## Short problem A
Please repeat, word for word, the stretch of the rows from the line that contains "drink-cup-icon <box>55 794 85 834</box>" through the line that contains "refreshment-note <box>55 794 198 834</box>", and nothing else.

## Begin Passage given

For 2020, we plan to return to solid revenue growth, outperforming the markets we serve. Smart mobility, power and energy management, the IoT and 5G are driving the demand for semiconductor content. ST is very well positioned to support its customers across these trends, thanks to our product portfolio, enabled by our differentiated technologies.

We continue to progress towards our midterm revenue ambition of $12 billion and deliver sustainable, profitable growth. We look forward to meeting you at the Mobile World Congress in Barcelona on February 25 and at our Annual Capital Markets Day in London on May 6 to discuss our end market and product strategy in detail. Thank you.

And we are now ready to answer your questions..

Operator

[Operator Instructions]. The first question comes from Stephane Houri from ODDO..

Stephane Houri

So this is Stephane Houri from ODDO. I just wanted to come back a bit on the automotive market because you said that you are seeing some contradictory trends between the mass market and smart automotive products.

So can you give us some details on how you see the growth in this market for you in 2020? And if you could give us some outlook for the silicon carbide projects that you have..

Jean-Marc

Now so I will take the question, and certainly, Marco Cassis will complement it. Now first, to go straight to the point about silicon carbide, let's say, initiative, we see our revenue in 2020 above $300 million. Then in automotive. In automotive, clearly, we confirm that next year, overall, certainly the car registration will be flattish.

We see different dynamic, Europe, America and Asia/China. But before to go inside this dynamic, we clearly confirm that, overall, what is related electrification, so means, okay, car moving to electrical powertrain or hybrid car or mild hybrid car is really a solid trend.

## End Passage given

## Short problem B
Name each trend that the earnings call passage says is driving demand for semiconductor content.

## Begin Given records

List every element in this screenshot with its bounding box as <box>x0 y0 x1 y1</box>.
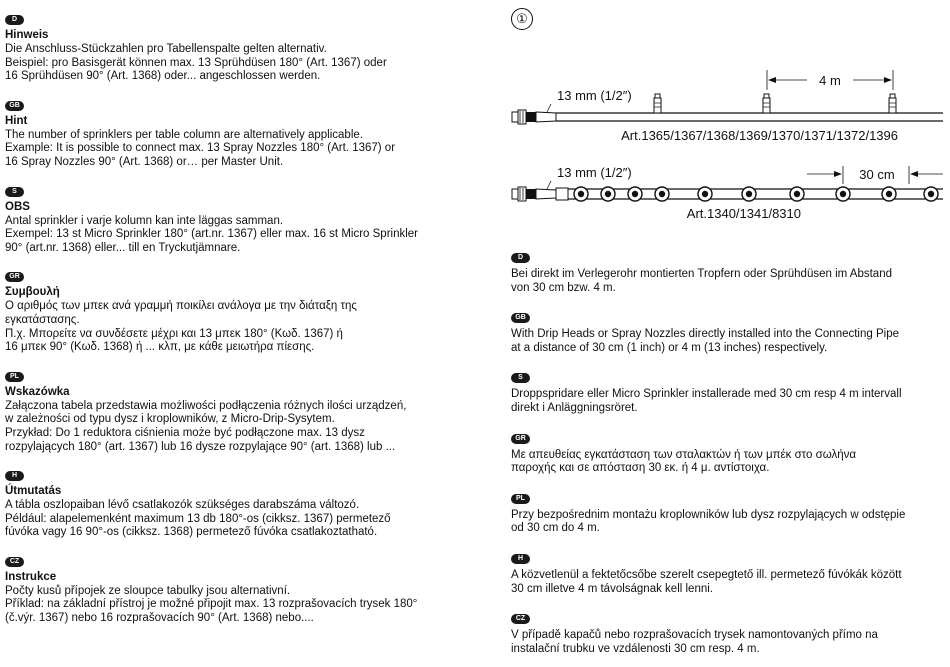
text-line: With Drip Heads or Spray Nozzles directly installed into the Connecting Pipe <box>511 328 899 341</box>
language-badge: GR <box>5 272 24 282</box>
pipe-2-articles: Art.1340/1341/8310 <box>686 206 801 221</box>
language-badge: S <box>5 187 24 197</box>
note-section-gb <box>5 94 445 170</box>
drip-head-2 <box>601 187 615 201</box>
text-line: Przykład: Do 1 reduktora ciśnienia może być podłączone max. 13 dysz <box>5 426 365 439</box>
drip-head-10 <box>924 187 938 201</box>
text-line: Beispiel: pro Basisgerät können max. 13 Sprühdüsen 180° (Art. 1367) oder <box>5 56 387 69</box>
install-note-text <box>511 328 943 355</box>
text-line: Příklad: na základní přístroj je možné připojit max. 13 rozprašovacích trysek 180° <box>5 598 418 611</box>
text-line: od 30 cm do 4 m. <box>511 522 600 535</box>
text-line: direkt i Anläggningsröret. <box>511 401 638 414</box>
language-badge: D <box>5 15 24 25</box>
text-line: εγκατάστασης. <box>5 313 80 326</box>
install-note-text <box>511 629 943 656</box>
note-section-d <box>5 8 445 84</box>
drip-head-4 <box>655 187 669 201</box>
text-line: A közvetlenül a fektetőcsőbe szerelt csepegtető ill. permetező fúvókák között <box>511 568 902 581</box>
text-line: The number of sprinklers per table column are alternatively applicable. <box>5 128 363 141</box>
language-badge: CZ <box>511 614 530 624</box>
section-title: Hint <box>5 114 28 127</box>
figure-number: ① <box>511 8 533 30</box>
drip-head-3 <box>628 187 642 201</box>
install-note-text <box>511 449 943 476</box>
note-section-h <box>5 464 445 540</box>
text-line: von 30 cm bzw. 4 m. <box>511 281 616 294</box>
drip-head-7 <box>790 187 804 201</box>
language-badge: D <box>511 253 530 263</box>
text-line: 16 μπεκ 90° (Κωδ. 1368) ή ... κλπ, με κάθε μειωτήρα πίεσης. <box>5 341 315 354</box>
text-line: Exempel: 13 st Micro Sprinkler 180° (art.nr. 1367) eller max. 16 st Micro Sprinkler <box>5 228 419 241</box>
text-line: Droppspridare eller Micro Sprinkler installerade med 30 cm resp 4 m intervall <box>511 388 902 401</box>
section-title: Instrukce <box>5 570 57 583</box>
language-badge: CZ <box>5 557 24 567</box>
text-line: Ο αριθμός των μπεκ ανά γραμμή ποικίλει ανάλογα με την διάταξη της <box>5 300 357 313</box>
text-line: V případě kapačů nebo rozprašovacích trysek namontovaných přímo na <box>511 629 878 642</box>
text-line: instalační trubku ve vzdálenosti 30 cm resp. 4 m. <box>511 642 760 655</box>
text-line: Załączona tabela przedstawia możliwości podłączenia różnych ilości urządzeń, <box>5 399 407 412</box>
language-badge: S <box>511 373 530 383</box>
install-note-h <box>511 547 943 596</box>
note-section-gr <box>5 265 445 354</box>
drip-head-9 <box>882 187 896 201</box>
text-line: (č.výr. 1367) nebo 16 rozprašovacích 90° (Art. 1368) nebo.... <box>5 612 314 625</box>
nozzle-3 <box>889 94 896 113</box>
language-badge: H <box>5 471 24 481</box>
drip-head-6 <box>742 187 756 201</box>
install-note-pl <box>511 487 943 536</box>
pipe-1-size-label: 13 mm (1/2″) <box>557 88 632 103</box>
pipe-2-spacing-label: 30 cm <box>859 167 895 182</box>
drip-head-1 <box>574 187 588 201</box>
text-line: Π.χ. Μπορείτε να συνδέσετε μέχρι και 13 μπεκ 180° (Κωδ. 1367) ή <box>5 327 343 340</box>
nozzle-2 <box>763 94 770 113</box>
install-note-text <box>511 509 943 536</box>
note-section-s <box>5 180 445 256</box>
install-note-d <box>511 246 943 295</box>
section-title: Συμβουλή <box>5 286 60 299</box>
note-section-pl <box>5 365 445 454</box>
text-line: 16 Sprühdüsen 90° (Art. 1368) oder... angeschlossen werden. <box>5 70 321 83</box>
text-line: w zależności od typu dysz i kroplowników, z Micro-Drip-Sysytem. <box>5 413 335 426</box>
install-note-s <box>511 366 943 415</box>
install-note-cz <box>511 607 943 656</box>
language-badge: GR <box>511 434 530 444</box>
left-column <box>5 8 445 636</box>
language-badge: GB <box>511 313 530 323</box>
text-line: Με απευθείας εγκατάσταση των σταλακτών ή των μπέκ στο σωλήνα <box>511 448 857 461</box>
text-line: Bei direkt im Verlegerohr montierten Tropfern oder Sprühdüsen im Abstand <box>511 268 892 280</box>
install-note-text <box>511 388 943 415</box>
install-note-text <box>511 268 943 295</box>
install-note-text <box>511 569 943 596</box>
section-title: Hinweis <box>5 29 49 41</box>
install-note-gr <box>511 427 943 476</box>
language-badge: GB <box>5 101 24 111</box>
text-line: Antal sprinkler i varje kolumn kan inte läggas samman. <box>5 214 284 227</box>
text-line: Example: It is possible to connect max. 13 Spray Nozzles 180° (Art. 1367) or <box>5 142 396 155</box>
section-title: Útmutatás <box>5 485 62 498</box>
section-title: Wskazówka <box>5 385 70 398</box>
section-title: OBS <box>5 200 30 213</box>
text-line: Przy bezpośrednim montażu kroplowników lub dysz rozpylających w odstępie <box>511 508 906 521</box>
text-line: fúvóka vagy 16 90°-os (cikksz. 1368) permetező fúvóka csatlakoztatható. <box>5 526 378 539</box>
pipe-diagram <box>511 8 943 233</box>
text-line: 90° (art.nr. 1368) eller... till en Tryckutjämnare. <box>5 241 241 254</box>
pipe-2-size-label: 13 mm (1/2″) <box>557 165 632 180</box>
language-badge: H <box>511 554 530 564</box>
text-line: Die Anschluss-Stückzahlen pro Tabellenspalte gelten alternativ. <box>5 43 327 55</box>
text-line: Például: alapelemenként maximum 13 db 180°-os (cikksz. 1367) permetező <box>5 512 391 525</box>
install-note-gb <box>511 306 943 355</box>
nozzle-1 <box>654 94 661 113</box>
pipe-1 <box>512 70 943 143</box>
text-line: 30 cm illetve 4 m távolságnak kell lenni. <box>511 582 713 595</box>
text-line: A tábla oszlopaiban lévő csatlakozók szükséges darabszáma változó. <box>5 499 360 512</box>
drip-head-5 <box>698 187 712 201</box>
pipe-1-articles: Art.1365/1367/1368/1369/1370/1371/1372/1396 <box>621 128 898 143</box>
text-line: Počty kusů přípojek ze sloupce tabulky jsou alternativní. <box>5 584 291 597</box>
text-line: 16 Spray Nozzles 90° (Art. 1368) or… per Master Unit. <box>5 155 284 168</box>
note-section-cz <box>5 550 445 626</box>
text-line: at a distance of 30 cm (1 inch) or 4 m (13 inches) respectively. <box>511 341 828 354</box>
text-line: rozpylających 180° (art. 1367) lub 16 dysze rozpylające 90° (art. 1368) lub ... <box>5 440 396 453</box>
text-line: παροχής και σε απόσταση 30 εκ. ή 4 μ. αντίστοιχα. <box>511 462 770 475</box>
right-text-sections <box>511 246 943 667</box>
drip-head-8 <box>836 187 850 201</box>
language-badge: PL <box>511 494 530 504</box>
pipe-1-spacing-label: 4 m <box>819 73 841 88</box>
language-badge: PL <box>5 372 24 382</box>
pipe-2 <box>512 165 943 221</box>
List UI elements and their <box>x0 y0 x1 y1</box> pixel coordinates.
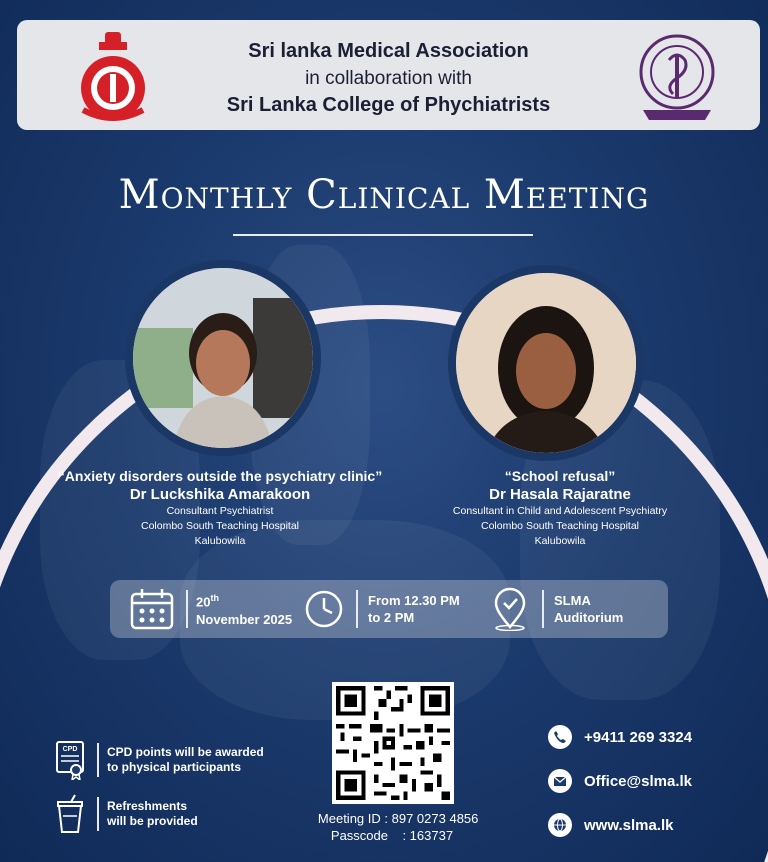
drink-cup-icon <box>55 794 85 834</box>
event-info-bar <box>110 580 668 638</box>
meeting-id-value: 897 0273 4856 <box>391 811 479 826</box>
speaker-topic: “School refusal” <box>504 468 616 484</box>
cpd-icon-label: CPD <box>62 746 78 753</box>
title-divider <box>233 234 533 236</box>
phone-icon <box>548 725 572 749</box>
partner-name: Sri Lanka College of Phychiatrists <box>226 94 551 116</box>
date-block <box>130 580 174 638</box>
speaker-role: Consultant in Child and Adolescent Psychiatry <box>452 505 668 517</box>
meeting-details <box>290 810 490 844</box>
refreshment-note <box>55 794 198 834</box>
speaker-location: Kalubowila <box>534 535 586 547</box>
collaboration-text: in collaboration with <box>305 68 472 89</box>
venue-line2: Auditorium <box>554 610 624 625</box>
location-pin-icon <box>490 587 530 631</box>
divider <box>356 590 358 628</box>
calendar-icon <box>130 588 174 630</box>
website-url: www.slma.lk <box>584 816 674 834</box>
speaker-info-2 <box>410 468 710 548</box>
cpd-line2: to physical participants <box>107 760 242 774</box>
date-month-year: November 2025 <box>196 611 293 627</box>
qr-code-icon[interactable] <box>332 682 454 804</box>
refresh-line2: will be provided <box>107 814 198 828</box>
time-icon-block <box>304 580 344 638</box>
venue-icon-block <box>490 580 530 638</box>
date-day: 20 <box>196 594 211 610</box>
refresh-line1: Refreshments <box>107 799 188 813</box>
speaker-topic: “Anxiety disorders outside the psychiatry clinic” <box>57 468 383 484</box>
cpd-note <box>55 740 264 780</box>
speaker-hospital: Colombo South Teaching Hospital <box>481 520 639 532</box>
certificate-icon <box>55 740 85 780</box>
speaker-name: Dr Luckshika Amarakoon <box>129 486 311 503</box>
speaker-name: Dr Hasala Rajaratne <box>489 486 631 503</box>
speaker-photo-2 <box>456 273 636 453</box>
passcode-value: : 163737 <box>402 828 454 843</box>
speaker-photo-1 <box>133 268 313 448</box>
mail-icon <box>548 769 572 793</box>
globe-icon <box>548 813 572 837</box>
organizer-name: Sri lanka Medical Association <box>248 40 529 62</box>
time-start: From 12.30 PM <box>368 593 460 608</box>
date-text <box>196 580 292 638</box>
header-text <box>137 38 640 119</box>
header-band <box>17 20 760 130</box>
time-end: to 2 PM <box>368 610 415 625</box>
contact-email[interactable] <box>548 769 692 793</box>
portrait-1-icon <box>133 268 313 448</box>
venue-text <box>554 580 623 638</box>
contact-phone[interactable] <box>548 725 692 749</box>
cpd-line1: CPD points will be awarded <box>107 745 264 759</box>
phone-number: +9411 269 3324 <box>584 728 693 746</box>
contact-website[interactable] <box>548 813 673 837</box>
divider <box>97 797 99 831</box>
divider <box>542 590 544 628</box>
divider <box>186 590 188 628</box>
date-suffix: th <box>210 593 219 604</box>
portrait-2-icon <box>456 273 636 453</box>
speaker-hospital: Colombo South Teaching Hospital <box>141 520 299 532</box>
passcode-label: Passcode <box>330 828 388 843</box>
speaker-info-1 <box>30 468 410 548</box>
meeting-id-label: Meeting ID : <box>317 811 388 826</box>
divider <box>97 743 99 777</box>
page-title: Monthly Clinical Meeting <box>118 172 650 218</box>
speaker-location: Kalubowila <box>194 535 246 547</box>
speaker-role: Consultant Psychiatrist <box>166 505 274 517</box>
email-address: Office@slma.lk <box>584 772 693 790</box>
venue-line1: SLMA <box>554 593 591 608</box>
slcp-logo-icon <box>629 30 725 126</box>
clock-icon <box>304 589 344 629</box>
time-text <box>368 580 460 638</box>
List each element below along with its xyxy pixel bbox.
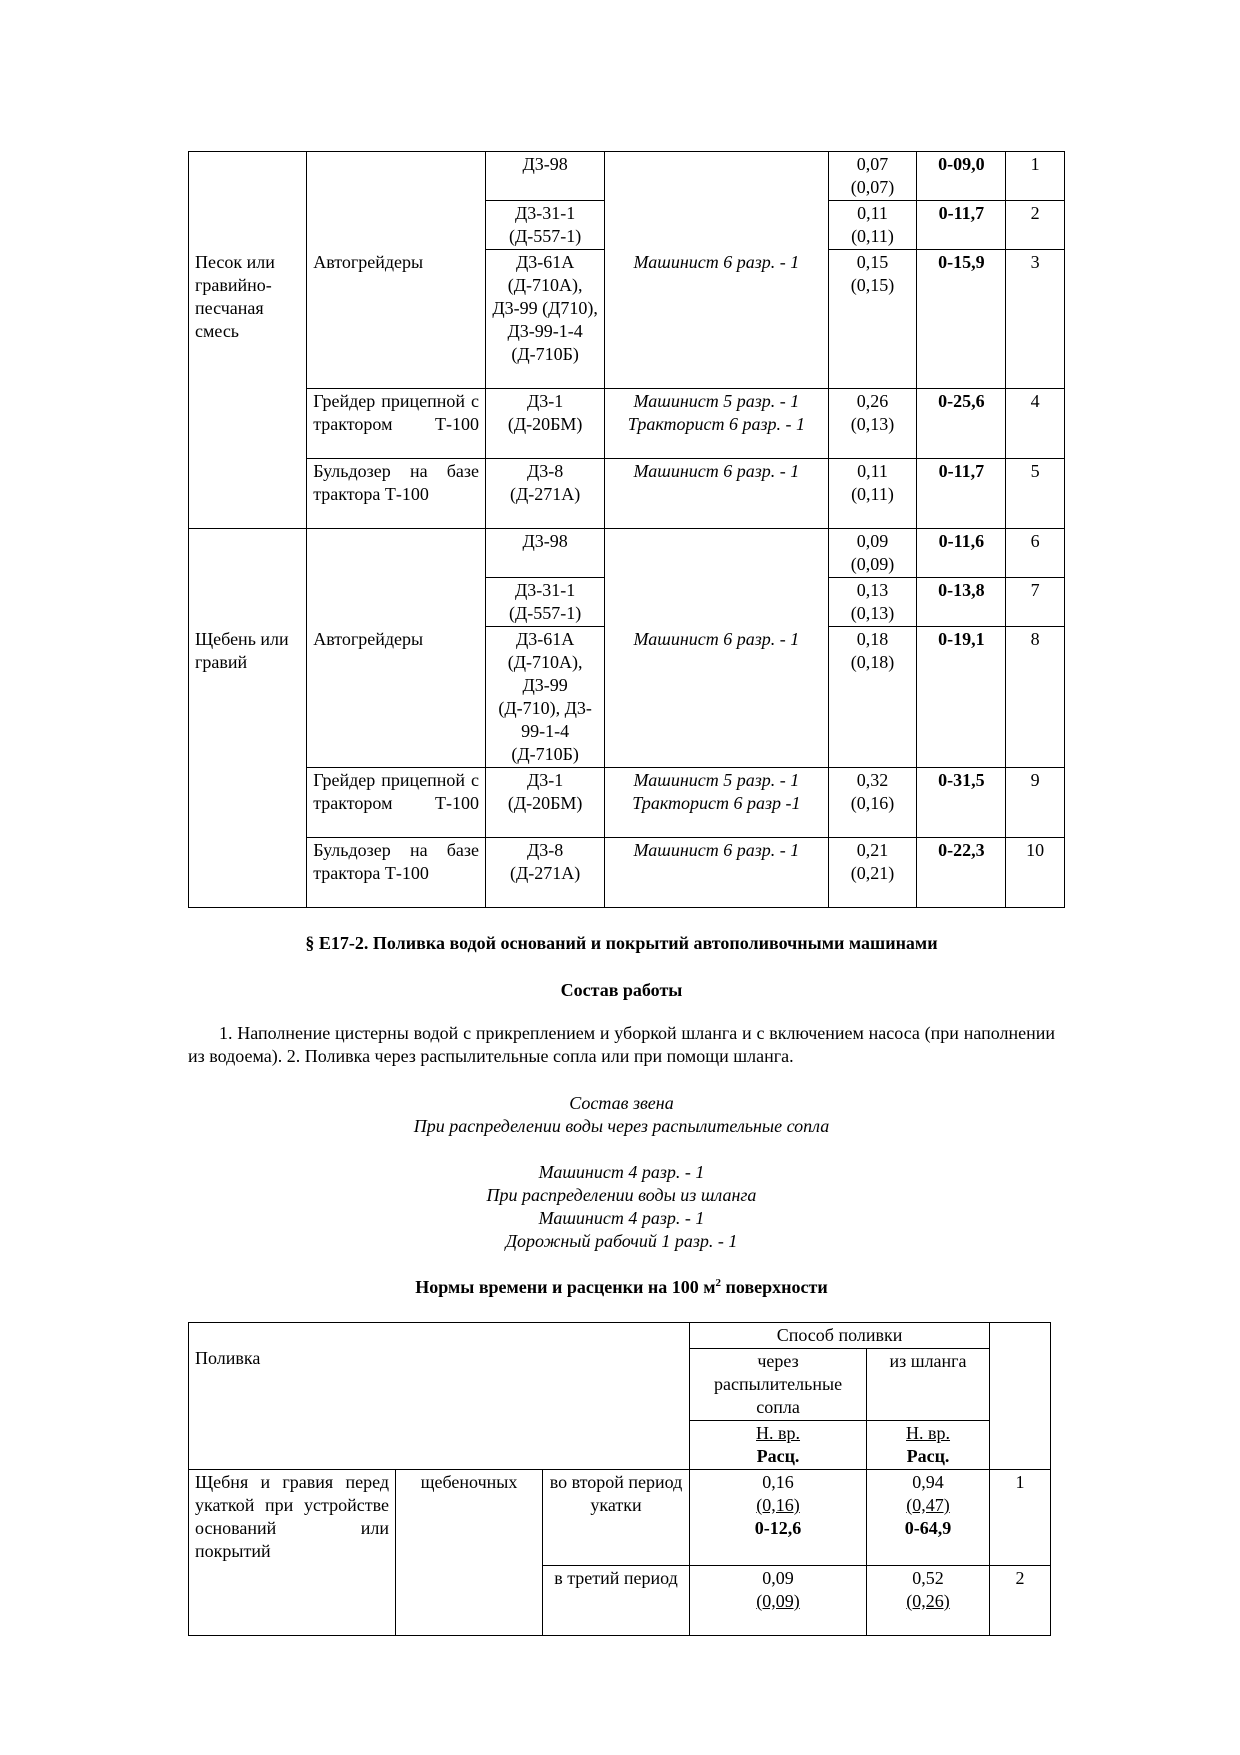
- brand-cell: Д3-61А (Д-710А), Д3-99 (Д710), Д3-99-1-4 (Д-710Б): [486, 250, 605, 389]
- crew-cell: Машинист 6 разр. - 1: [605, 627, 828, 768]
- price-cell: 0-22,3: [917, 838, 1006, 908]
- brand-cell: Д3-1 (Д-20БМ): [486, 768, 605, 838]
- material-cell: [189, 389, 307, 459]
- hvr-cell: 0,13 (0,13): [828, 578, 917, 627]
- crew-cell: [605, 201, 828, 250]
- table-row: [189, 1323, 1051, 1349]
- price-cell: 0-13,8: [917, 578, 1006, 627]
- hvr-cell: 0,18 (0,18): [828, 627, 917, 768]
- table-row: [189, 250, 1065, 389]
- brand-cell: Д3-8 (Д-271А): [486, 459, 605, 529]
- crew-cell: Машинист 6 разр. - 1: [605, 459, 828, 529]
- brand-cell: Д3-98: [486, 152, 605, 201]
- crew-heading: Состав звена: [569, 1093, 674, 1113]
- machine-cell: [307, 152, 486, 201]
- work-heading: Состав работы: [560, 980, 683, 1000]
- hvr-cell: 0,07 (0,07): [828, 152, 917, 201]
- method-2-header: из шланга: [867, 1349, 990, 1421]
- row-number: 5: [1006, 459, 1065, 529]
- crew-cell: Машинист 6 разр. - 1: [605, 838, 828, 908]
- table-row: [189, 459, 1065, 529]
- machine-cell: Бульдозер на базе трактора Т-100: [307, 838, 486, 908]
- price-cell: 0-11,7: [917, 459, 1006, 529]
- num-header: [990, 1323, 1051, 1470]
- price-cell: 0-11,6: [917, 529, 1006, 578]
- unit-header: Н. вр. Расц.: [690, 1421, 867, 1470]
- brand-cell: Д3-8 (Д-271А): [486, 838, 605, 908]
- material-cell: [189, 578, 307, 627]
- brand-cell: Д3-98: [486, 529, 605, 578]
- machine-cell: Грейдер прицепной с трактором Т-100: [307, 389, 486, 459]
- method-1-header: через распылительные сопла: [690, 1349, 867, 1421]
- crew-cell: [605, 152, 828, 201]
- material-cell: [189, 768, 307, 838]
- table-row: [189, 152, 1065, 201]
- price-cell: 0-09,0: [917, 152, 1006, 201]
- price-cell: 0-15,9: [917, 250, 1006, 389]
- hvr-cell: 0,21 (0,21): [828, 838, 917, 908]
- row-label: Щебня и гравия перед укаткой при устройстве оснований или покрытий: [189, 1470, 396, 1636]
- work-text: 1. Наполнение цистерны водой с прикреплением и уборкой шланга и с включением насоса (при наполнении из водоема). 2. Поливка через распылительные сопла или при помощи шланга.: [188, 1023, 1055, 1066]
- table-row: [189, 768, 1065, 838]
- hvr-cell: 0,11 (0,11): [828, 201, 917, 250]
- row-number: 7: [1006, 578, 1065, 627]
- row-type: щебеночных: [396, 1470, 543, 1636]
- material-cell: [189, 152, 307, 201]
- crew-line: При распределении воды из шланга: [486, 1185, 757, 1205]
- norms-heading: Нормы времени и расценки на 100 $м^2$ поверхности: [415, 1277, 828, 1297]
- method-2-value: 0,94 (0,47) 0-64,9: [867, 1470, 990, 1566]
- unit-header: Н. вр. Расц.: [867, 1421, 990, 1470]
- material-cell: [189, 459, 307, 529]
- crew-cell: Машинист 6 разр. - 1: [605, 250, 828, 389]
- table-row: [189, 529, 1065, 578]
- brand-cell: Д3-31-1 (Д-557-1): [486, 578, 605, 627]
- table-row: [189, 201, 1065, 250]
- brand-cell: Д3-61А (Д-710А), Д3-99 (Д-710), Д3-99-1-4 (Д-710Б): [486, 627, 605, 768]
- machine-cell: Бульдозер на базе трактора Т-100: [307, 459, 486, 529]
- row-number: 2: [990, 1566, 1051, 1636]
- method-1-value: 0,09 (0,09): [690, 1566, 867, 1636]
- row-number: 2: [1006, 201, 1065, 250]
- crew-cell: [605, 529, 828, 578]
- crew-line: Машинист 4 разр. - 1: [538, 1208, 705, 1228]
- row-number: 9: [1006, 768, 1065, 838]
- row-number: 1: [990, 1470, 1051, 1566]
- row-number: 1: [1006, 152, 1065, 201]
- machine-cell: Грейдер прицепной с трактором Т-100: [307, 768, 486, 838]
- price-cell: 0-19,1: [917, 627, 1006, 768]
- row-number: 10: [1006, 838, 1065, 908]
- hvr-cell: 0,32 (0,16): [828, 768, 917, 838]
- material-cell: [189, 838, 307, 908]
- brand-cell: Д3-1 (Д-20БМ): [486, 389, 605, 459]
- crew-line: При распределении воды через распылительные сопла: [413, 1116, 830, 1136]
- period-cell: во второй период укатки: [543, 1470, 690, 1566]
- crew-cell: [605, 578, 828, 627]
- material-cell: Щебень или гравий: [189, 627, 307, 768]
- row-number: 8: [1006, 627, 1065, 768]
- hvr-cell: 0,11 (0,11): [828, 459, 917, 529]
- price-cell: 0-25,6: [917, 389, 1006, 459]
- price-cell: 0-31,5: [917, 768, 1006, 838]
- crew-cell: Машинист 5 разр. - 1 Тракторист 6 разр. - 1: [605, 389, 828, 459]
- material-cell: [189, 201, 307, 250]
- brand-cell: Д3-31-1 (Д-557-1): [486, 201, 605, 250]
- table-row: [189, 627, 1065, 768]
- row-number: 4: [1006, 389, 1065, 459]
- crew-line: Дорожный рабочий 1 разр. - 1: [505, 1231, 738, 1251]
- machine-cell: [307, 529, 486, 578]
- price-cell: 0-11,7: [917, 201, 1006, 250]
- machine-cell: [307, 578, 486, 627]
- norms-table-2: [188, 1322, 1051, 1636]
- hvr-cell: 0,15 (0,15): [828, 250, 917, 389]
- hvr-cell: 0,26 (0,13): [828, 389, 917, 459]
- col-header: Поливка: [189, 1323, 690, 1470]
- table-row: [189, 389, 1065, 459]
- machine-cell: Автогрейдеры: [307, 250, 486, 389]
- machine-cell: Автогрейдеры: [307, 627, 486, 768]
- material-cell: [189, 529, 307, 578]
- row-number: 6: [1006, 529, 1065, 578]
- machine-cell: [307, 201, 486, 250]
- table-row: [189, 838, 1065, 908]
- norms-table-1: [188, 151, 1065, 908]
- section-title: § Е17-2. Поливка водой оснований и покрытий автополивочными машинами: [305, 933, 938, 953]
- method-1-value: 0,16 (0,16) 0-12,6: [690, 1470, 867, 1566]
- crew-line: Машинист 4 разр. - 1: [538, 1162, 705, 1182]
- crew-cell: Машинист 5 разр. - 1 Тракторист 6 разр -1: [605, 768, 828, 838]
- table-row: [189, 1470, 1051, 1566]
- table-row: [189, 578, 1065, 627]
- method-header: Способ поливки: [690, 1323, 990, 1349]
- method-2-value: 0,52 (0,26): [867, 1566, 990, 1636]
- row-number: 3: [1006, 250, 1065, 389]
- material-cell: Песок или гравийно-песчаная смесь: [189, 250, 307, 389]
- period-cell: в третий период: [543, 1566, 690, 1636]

## End Given records

## Correct output A
drink-cup-icon <box>55 794 85 834</box>
event-info-bar <box>110 580 668 638</box>
meeting-id-value: 897 0273 4856 <box>391 811 479 826</box>
speaker-topic: “School refusal” <box>504 468 616 484</box>
cpd-icon-label: CPD <box>62 746 78 753</box>
title-divider <box>233 234 533 236</box>
phone-icon <box>548 725 572 749</box>
partner-name: Sri Lanka College of Phychiatrists <box>226 94 551 116</box>
date-block <box>130 580 174 638</box>
speaker-role: Consultant in Child and Adolescent Psychiatry <box>452 505 668 517</box>
meeting-details <box>290 810 490 844</box>
refreshment-note <box>55 794 198 834</box>

## Correct output B
- Smart mobility
- Power and energy management
- The IoT
- 5G